[Collected data]
· · · · ·

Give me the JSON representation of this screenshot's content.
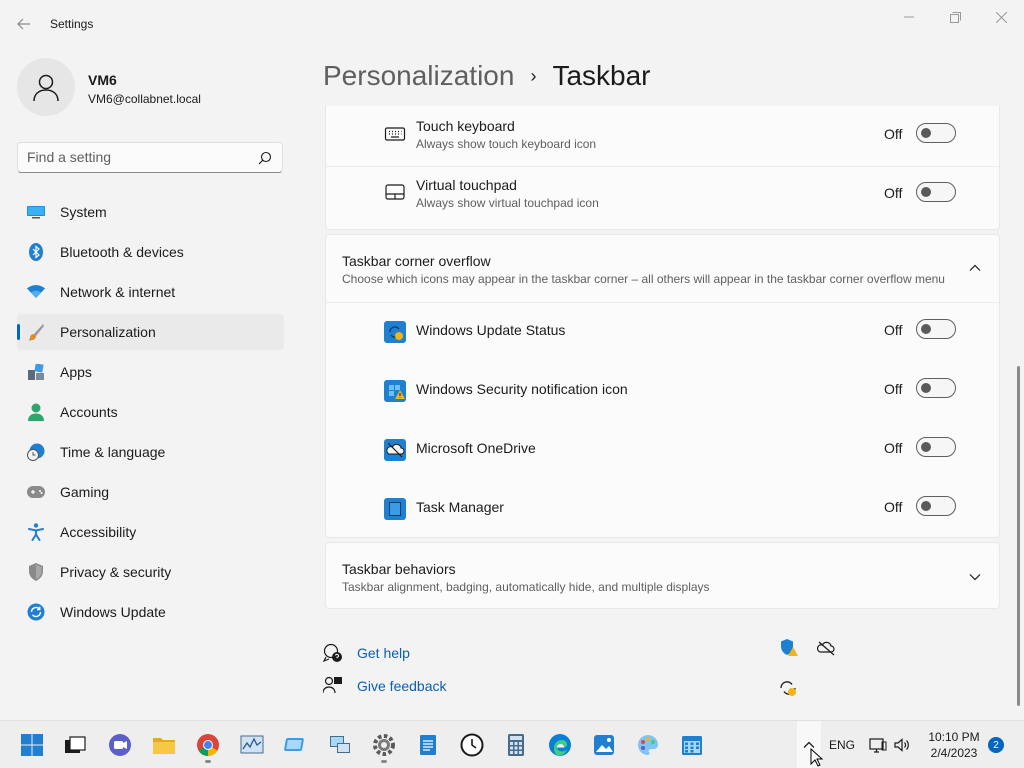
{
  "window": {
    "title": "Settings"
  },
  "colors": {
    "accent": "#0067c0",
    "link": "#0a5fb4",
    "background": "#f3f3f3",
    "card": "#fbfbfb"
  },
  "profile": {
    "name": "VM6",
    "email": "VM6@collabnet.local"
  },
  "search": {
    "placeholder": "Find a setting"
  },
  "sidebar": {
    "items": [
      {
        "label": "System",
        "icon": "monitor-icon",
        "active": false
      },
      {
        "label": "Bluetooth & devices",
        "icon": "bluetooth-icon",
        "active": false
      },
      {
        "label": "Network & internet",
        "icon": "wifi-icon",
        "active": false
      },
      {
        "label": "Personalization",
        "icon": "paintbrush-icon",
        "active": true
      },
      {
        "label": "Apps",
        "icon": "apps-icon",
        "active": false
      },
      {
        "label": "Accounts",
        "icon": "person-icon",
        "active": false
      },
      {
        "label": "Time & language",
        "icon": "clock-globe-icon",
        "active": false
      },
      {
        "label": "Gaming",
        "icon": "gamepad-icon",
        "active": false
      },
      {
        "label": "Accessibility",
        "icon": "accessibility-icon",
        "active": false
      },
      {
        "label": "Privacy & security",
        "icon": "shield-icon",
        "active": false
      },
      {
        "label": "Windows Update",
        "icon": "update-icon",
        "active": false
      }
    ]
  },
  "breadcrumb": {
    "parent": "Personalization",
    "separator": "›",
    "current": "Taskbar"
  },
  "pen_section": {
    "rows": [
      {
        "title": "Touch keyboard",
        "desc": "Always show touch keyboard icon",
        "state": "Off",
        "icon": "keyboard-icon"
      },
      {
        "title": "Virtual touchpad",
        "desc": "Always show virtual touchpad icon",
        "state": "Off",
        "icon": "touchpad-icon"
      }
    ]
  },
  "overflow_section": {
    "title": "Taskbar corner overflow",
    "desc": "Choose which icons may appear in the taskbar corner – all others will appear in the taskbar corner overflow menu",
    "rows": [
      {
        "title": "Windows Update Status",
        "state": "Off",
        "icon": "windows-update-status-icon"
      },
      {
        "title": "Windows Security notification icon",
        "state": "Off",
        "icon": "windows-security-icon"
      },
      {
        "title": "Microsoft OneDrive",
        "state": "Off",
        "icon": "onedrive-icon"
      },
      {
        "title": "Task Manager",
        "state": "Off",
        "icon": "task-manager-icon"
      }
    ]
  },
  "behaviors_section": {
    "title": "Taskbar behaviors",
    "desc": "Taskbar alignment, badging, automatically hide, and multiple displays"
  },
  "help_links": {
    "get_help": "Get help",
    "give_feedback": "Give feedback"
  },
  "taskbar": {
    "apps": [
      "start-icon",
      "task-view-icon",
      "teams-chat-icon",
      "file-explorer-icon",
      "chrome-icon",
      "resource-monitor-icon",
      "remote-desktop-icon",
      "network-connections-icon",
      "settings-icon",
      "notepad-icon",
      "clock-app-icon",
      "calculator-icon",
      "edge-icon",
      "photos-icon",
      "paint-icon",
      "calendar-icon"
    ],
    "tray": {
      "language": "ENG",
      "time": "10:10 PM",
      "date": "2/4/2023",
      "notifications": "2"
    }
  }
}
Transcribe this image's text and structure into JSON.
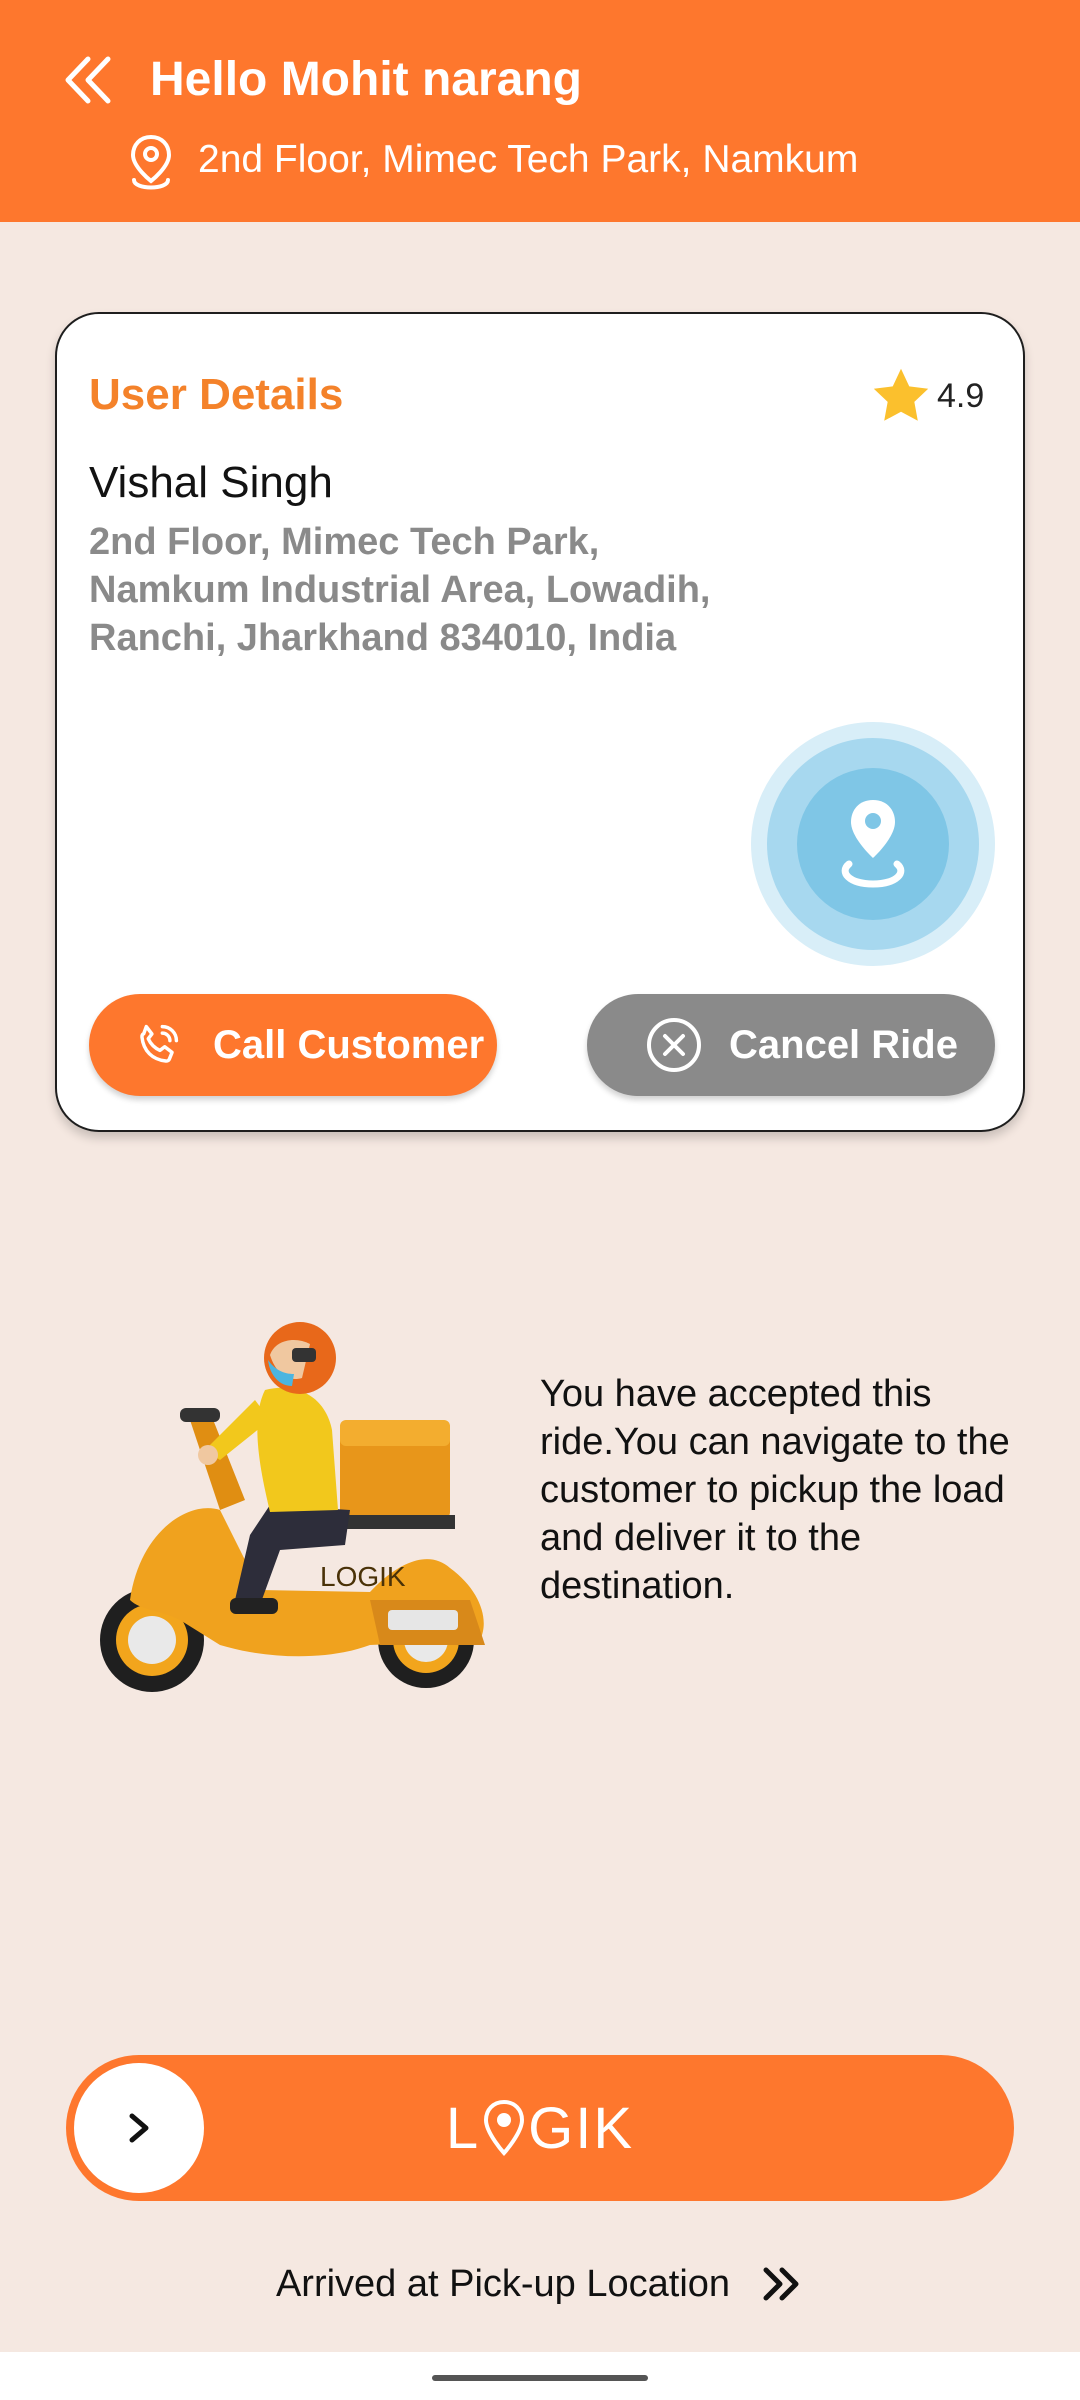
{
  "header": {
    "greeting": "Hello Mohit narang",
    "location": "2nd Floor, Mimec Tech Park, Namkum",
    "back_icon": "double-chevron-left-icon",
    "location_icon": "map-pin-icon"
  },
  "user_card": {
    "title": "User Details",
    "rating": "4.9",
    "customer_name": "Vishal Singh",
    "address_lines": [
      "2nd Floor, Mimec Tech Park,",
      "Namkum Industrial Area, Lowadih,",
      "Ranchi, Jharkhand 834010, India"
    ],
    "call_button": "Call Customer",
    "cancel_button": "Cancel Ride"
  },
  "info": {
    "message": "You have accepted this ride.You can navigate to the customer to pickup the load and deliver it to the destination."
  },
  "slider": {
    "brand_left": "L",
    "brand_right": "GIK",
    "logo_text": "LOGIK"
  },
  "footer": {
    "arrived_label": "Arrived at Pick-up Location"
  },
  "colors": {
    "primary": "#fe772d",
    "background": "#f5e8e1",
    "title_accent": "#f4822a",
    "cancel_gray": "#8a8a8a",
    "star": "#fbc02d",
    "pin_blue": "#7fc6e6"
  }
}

· · · · ·

_Goal:_ Do not include images; quote all of the entries above exactly.

_Answer for this exercise:_
Give me the JSON representation of this screenshot's content.
{
  "window": {
    "title": "Settings"
  },
  "colors": {
    "accent": "#0067c0",
    "link": "#0a5fb4",
    "background": "#f3f3f3",
    "card": "#fbfbfb"
  },
  "profile": {
    "name": "VM6",
    "email": "VM6@collabnet.local"
  },
  "search": {
    "placeholder": "Find a setting"
  },
  "sidebar": {
    "items": [
      {
        "label": "System",
        "icon": "monitor-icon",
        "active": false
      },
      {
        "label": "Bluetooth & devices",
        "icon": "bluetooth-icon",
        "active": false
      },
      {
        "label": "Network & internet",
        "icon": "wifi-icon",
        "active": false
      },
      {
        "label": "Personalization",
        "icon": "paintbrush-icon",
        "active": true
      },
      {
        "label": "Apps",
        "icon": "apps-icon",
        "active": false
      },
      {
        "label": "Accounts",
        "icon": "person-icon",
        "active": false
      },
      {
        "label": "Time & language",
        "icon": "clock-globe-icon",
        "active": false
      },
      {
        "label": "Gaming",
        "icon": "gamepad-icon",
        "active": false
      },
      {
        "label": "Accessibility",
        "icon": "accessibility-icon",
        "active": false
      },
      {
        "label": "Privacy & security",
        "icon": "shield-icon",
        "active": false
      },
      {
        "label": "Windows Update",
        "icon": "update-icon",
        "active": false
      }
    ]
  },
  "breadcrumb": {
    "parent": "Personalization",
    "separator": "›",
    "current": "Taskbar"
  },
  "pen_section": {
    "rows": [
      {
        "title": "Touch keyboard",
        "desc": "Always show touch keyboard icon",
        "state": "Off",
        "icon": "keyboard-icon"
      },
      {
        "title": "Virtual touchpad",
        "desc": "Always show virtual touchpad icon",
        "state": "Off",
        "icon": "touchpad-icon"
      }
    ]
  },
  "overflow_section": {
    "title": "Taskbar corner overflow",
    "desc": "Choose which icons may appear in the taskbar corner – all others will appear in the taskbar corner overflow menu",
    "rows": [
      {
        "title": "Windows Update Status",
        "state": "Off",
        "icon": "windows-update-status-icon"
      },
      {
        "title": "Windows Security notification icon",
        "state": "Off",
        "icon": "windows-security-icon"
      },
      {
        "title": "Microsoft OneDrive",
        "state": "Off",
        "icon": "onedrive-icon"
      },
      {
        "title": "Task Manager",
        "state": "Off",
        "icon": "task-manager-icon"
      }
    ]
  },
  "behaviors_section": {
    "title": "Taskbar behaviors",
    "desc": "Taskbar alignment, badging, automatically hide, and multiple displays"
  },
  "help_links": {
    "get_help": "Get help",
    "give_feedback": "Give feedback"
  },
  "taskbar": {
    "apps": [
      "start-icon",
      "task-view-icon",
      "teams-chat-icon",
      "file-explorer-icon",
      "chrome-icon",
      "resource-monitor-icon",
      "remote-desktop-icon",
      "network-connections-icon",
      "settings-icon",
      "notepad-icon",
      "clock-app-icon",
      "calculator-icon",
      "edge-icon",
      "photos-icon",
      "paint-icon",
      "calendar-icon"
    ],
    "tray": {
      "language": "ENG",
      "time": "10:10 PM",
      "date": "2/4/2023",
      "notifications": "2"
    }
  }
}
Transcribe this image's text and structure into JSON.
{
  "header": {
    "greeting": "Hello Mohit narang",
    "location": "2nd Floor, Mimec Tech Park, Namkum",
    "back_icon": "double-chevron-left-icon",
    "location_icon": "map-pin-icon"
  },
  "user_card": {
    "title": "User Details",
    "rating": "4.9",
    "customer_name": "Vishal Singh",
    "address_lines": [
      "2nd Floor, Mimec Tech Park,",
      "Namkum Industrial Area, Lowadih,",
      "Ranchi, Jharkhand 834010, India"
    ],
    "call_button": "Call Customer",
    "cancel_button": "Cancel Ride"
  },
  "info": {
    "message": "You have accepted this ride.You can navigate to the customer to pickup the load and deliver it to the destination."
  },
  "slider": {
    "brand_left": "L",
    "brand_right": "GIK",
    "logo_text": "LOGIK"
  },
  "footer": {
    "arrived_label": "Arrived at Pick-up Location"
  },
  "colors": {
    "primary": "#fe772d",
    "background": "#f5e8e1",
    "title_accent": "#f4822a",
    "cancel_gray": "#8a8a8a",
    "star": "#fbc02d",
    "pin_blue": "#7fc6e6"
  }
}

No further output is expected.